START The data

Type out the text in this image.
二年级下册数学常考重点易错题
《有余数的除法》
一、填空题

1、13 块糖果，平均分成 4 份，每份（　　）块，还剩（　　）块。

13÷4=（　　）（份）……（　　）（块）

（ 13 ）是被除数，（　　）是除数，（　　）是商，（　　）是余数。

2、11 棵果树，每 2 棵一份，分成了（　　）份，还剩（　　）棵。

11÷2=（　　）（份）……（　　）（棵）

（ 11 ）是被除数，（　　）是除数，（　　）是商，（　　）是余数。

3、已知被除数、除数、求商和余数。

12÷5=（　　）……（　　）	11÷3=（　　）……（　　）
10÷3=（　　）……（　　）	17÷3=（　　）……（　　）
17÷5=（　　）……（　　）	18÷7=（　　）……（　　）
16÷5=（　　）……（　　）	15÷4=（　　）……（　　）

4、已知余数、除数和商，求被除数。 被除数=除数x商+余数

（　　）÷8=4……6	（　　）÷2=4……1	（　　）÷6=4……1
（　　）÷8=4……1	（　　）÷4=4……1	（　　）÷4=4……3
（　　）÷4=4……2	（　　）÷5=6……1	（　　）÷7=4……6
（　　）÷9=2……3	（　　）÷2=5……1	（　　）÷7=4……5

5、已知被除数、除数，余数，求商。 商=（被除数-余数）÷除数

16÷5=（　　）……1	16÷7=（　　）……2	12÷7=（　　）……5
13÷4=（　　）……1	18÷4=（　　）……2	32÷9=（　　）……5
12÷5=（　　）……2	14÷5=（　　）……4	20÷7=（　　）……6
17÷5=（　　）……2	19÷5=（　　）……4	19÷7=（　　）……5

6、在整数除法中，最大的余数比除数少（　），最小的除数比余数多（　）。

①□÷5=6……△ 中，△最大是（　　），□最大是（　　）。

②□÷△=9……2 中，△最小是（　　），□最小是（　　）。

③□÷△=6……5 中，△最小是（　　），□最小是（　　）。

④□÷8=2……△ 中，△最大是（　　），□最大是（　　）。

END The data
START The data

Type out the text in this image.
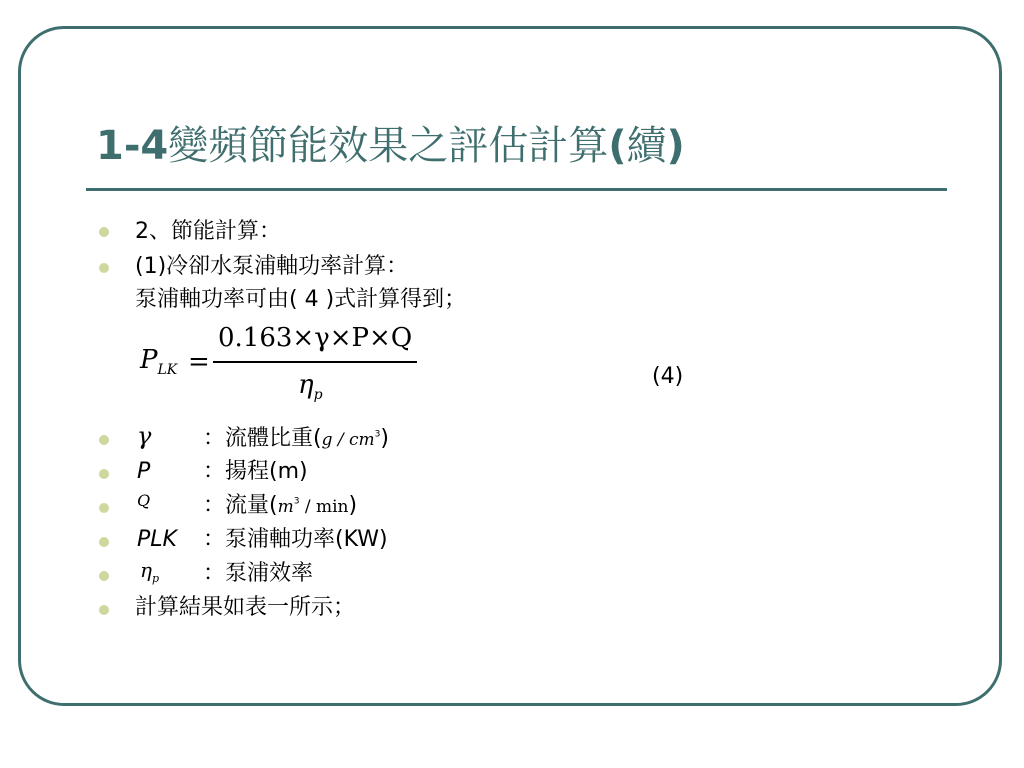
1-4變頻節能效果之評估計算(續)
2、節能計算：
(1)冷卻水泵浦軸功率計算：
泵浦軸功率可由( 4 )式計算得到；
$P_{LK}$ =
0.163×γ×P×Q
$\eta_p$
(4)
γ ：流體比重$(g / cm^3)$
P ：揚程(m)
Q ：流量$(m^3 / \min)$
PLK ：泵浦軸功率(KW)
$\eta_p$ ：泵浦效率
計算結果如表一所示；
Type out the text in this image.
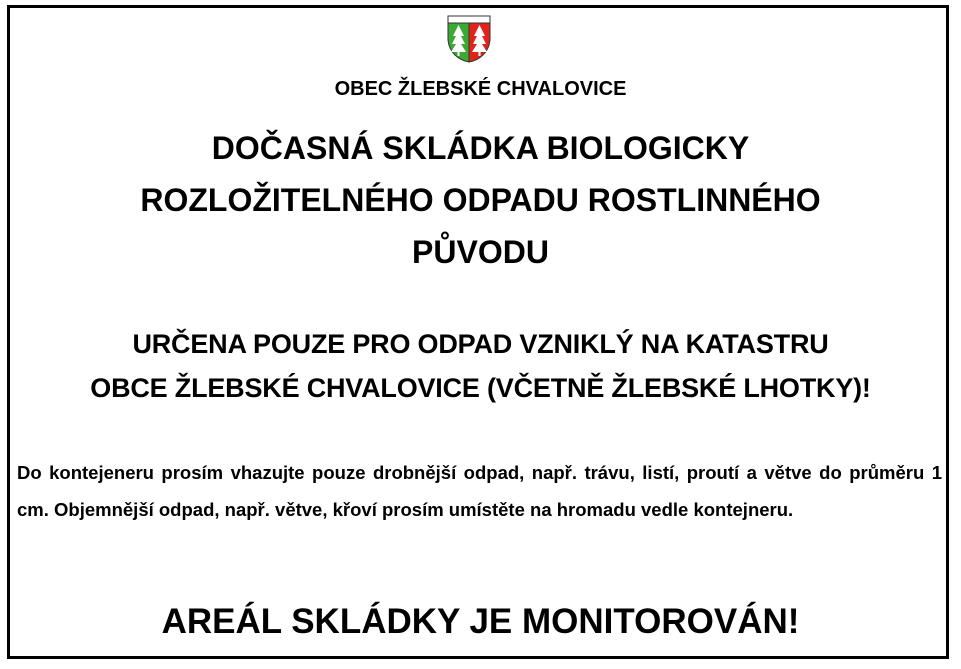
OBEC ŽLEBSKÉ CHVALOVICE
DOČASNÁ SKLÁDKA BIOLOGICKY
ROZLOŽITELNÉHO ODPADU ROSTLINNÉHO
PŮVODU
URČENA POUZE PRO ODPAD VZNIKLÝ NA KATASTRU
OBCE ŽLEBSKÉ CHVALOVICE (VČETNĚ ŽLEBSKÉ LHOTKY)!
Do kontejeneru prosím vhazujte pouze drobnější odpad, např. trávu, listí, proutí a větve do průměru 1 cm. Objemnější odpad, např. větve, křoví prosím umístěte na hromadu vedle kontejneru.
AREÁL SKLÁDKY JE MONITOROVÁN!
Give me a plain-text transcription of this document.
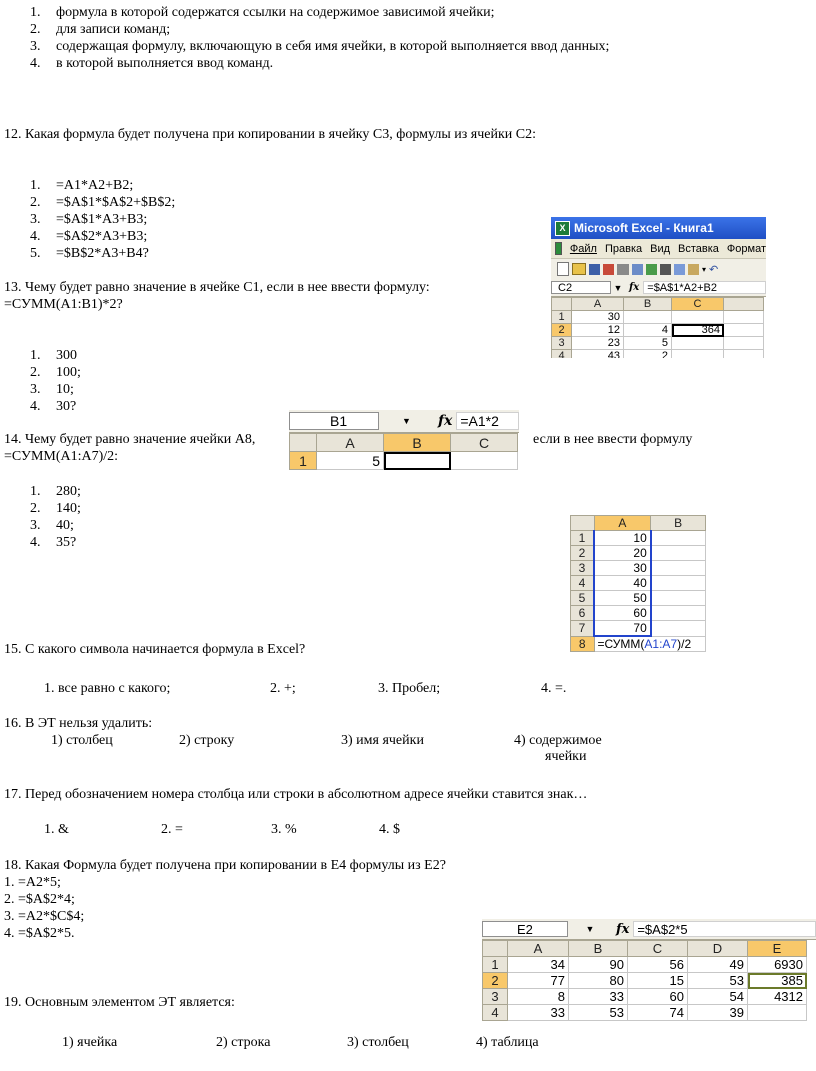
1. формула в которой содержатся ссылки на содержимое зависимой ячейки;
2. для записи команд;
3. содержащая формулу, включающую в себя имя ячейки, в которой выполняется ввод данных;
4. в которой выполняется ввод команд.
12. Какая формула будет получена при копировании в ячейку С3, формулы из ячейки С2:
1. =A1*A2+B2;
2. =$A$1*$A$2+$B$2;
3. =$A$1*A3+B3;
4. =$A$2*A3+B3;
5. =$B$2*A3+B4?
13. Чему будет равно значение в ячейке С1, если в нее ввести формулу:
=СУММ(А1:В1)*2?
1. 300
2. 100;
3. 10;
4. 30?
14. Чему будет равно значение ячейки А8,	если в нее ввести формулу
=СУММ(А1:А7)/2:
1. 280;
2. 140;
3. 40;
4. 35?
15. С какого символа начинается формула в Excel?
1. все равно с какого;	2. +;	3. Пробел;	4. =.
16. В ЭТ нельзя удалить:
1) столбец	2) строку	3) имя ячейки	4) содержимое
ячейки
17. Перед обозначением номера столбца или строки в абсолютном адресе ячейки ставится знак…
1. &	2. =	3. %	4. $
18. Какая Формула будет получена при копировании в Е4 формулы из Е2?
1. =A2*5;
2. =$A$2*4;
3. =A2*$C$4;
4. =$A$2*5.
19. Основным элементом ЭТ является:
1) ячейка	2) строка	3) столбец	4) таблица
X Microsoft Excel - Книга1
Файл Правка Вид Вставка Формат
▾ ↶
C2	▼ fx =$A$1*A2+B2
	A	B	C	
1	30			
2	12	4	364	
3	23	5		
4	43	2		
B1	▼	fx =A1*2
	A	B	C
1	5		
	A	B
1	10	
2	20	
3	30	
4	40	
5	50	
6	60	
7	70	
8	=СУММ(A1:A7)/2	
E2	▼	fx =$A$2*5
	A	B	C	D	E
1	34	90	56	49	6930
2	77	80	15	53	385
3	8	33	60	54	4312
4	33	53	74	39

END The data

» Task goal: Return every line above that contains the word "копировании".

» Result of the exercise:
12. Какая формула будет получена при копировании в ячейку С3, формулы из ячейки С2:
18. Какая Формула будет получена при копировании в Е4 формулы из Е2?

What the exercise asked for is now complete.